THE REQUEST.
Pictures stay out of the copy; restate everything else in the material exactly.

start DATASET

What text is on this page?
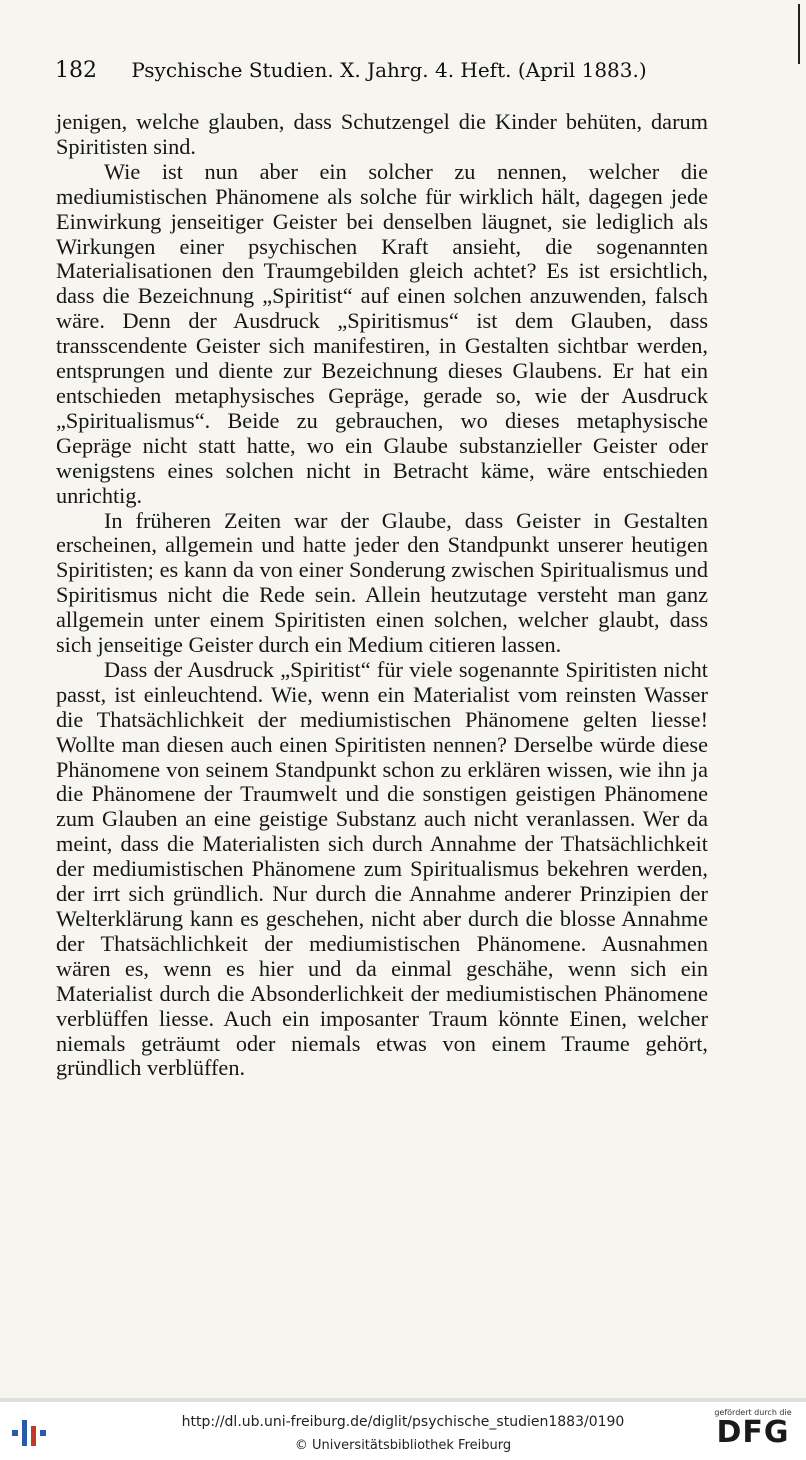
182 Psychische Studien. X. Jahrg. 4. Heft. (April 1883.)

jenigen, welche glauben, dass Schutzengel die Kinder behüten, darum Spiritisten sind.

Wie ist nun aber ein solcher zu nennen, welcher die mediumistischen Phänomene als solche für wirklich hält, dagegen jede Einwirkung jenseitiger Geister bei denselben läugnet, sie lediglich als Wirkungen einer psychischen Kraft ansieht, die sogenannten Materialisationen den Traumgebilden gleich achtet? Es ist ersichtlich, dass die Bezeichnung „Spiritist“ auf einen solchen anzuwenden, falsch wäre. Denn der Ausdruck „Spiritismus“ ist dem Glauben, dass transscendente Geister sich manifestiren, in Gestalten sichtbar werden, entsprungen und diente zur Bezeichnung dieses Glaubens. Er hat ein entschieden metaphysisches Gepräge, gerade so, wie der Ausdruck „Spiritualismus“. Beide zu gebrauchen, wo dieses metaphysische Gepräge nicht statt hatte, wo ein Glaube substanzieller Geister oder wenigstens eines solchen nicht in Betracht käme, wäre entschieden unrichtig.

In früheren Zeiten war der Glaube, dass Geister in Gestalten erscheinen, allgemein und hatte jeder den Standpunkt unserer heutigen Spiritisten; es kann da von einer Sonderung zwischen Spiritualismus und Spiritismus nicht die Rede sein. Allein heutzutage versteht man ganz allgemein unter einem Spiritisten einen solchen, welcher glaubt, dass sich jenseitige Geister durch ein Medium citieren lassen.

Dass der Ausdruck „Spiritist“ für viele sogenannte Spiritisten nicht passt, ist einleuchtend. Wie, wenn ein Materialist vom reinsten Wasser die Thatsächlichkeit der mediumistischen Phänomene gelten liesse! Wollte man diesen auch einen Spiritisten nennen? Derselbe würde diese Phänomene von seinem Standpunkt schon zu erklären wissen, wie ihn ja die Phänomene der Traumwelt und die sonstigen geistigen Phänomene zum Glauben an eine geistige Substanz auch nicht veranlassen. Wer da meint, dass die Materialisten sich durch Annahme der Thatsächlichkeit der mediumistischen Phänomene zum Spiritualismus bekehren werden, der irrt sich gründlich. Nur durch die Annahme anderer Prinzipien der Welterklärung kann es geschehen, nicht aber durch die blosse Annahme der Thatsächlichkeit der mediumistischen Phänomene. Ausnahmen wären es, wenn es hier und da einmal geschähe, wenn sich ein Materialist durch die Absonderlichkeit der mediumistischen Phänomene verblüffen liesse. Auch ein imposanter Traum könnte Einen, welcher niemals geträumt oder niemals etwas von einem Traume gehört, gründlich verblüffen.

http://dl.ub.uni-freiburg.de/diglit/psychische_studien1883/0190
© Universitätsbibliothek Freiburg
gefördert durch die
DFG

end DATASET

FINAL ANSWER.
What text is on this page?
182 Psychische Studien. X. Jahrg. 4. Heft. (April 1883.)

jenigen, welche glauben, dass Schutzengel die Kinder behüten, darum Spiritisten sind.

Wie ist nun aber ein solcher zu nennen, welcher die mediumistischen Phänomene als solche für wirklich hält, dagegen jede Einwirkung jenseitiger Geister bei denselben läugnet, sie lediglich als Wirkungen einer psychischen Kraft ansieht, die sogenannten Materialisationen den Traumgebilden gleich achtet? Es ist ersichtlich, dass die Bezeichnung „Spiritist“ auf einen solchen anzuwenden, falsch wäre. Denn der Ausdruck „Spiritismus“ ist dem Glauben, dass transscendente Geister sich manifestiren, in Gestalten sichtbar werden, entsprungen und diente zur Bezeichnung dieses Glaubens. Er hat ein entschieden metaphysisches Gepräge, gerade so, wie der Ausdruck „Spiritualismus“. Beide zu gebrauchen, wo dieses metaphysische Gepräge nicht statt hatte, wo ein Glaube substanzieller Geister oder wenigstens eines solchen nicht in Betracht käme, wäre entschieden unrichtig.

In früheren Zeiten war der Glaube, dass Geister in Gestalten erscheinen, allgemein und hatte jeder den Standpunkt unserer heutigen Spiritisten; es kann da von einer Sonderung zwischen Spiritualismus und Spiritismus nicht die Rede sein. Allein heutzutage versteht man ganz allgemein unter einem Spiritisten einen solchen, welcher glaubt, dass sich jenseitige Geister durch ein Medium citieren lassen.

Dass der Ausdruck „Spiritist“ für viele sogenannte Spiritisten nicht passt, ist einleuchtend. Wie, wenn ein Materialist vom reinsten Wasser die Thatsächlichkeit der mediumistischen Phänomene gelten liesse! Wollte man diesen auch einen Spiritisten nennen? Derselbe würde diese Phänomene von seinem Standpunkt schon zu erklären wissen, wie ihn ja die Phänomene der Traumwelt und die sonstigen geistigen Phänomene zum Glauben an eine geistige Substanz auch nicht veranlassen. Wer da meint, dass die Materialisten sich durch Annahme der Thatsächlichkeit der mediumistischen Phänomene zum Spiritualismus bekehren werden, der irrt sich gründlich. Nur durch die Annahme anderer Prinzipien der Welterklärung kann es geschehen, nicht aber durch die blosse Annahme der Thatsächlichkeit der mediumistischen Phänomene. Ausnahmen wären es, wenn es hier und da einmal geschähe, wenn sich ein Materialist durch die Absonderlichkeit der mediumistischen Phänomene verblüffen liesse. Auch ein imposanter Traum könnte Einen, welcher niemals geträumt oder niemals etwas von einem Traume gehört, gründlich verblüffen.

http://dl.ub.uni-freiburg.de/diglit/psychische_studien1883/0190
© Universitätsbibliothek Freiburg
gefördert durch die
DFG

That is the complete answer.